* **Set task**
Pull out every line in the data that has the string "name" in it.

* **Records shown**
____

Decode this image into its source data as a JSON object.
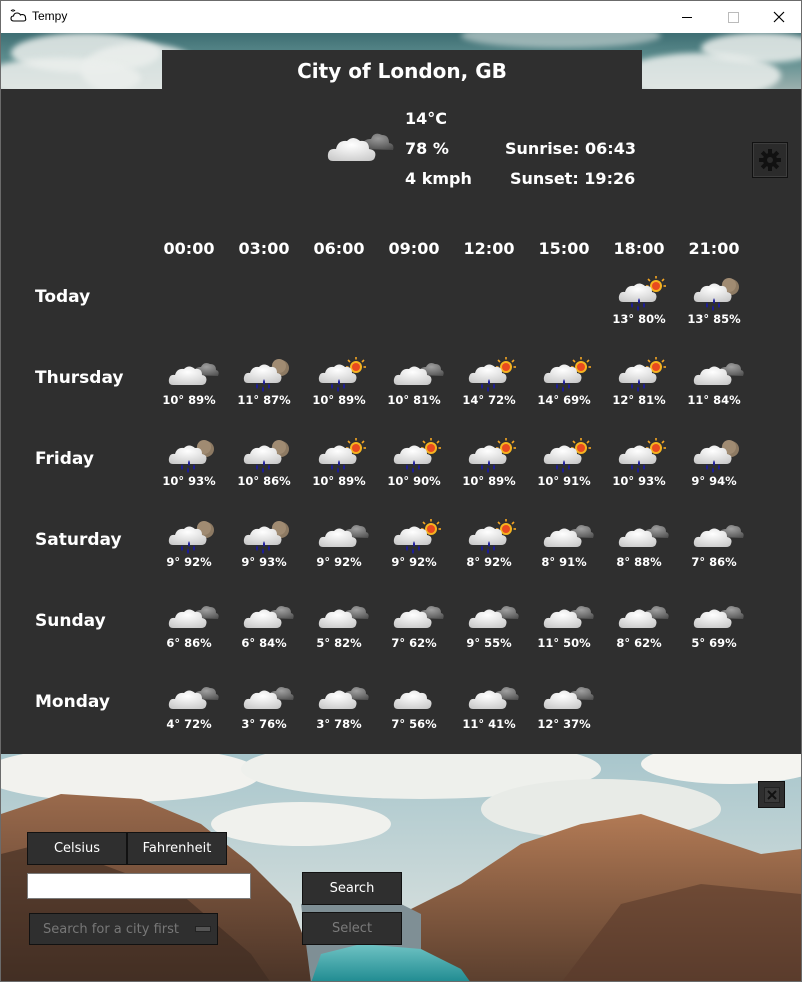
{
  "window": {
    "title": "Tempy"
  },
  "current": {
    "city": "City of London, GB",
    "temperature": "14°C",
    "humidity": "78 %",
    "wind": "4 kmph",
    "sunrise": "Sunrise: 06:43",
    "sunset": "Sunset: 19:26",
    "icon": "cloudy"
  },
  "hours": [
    "00:00",
    "03:00",
    "06:00",
    "09:00",
    "12:00",
    "15:00",
    "18:00",
    "21:00"
  ],
  "days": [
    {
      "name": "Today",
      "cells": [
        null,
        null,
        null,
        null,
        null,
        null,
        {
          "icon": "rain-day",
          "text": "13° 80%"
        },
        {
          "icon": "rain-night",
          "text": "13° 85%"
        }
      ]
    },
    {
      "name": "Thursday",
      "cells": [
        {
          "icon": "cloudy",
          "text": "10° 89%"
        },
        {
          "icon": "rain-night",
          "text": "11° 87%"
        },
        {
          "icon": "rain-day",
          "text": "10° 89%"
        },
        {
          "icon": "cloudy",
          "text": "10° 81%"
        },
        {
          "icon": "rain-day",
          "text": "14° 72%"
        },
        {
          "icon": "rain-day",
          "text": "14° 69%"
        },
        {
          "icon": "rain-day",
          "text": "12° 81%"
        },
        {
          "icon": "cloudy",
          "text": "11° 84%"
        }
      ]
    },
    {
      "name": "Friday",
      "cells": [
        {
          "icon": "rain-night",
          "text": "10° 93%"
        },
        {
          "icon": "rain-night",
          "text": "10° 86%"
        },
        {
          "icon": "rain-day",
          "text": "10° 89%"
        },
        {
          "icon": "rain-day",
          "text": "10° 90%"
        },
        {
          "icon": "rain-day",
          "text": "10° 89%"
        },
        {
          "icon": "rain-day",
          "text": "10° 91%"
        },
        {
          "icon": "rain-day",
          "text": "10° 93%"
        },
        {
          "icon": "rain-night",
          "text": "9° 94%"
        }
      ]
    },
    {
      "name": "Saturday",
      "cells": [
        {
          "icon": "rain-night",
          "text": "9° 92%"
        },
        {
          "icon": "rain-night",
          "text": "9° 93%"
        },
        {
          "icon": "cloudy",
          "text": "9° 92%"
        },
        {
          "icon": "rain-day",
          "text": "9° 92%"
        },
        {
          "icon": "rain-day",
          "text": "8° 92%"
        },
        {
          "icon": "cloudy",
          "text": "8° 91%"
        },
        {
          "icon": "cloudy",
          "text": "8° 88%"
        },
        {
          "icon": "cloudy",
          "text": "7° 86%"
        }
      ]
    },
    {
      "name": "Sunday",
      "cells": [
        {
          "icon": "cloudy",
          "text": "6° 86%"
        },
        {
          "icon": "cloudy",
          "text": "6° 84%"
        },
        {
          "icon": "cloudy",
          "text": "5° 82%"
        },
        {
          "icon": "cloudy",
          "text": "7° 62%"
        },
        {
          "icon": "cloudy",
          "text": "9° 55%"
        },
        {
          "icon": "cloudy",
          "text": "11° 50%"
        },
        {
          "icon": "cloudy",
          "text": "8° 62%"
        },
        {
          "icon": "cloudy",
          "text": "5° 69%"
        }
      ]
    },
    {
      "name": "Monday",
      "cells": [
        {
          "icon": "cloudy",
          "text": "4° 72%"
        },
        {
          "icon": "cloudy",
          "text": "3° 76%"
        },
        {
          "icon": "cloudy",
          "text": "3° 78%"
        },
        {
          "icon": "cloud",
          "text": "7° 56%"
        },
        {
          "icon": "cloudy",
          "text": "11° 41%"
        },
        {
          "icon": "cloudy",
          "text": "12° 37%"
        },
        null,
        null
      ]
    }
  ],
  "controls": {
    "celsius": "Celsius",
    "fahrenheit": "Fahrenheit",
    "search_value": "",
    "search_button": "Search",
    "select_placeholder": "Search for a city first",
    "select_button": "Select"
  },
  "colors": {
    "panel": "#2f2f2f",
    "text": "#ffffff",
    "rain": "#1a1aa0",
    "sun": "#f5a623"
  }
}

____

* **Result of this task**
      "name": "Today",
      "name": "Thursday",
      "name": "Friday",
      "name": "Saturday",
      "name": "Sunday",
      "name": "Monday",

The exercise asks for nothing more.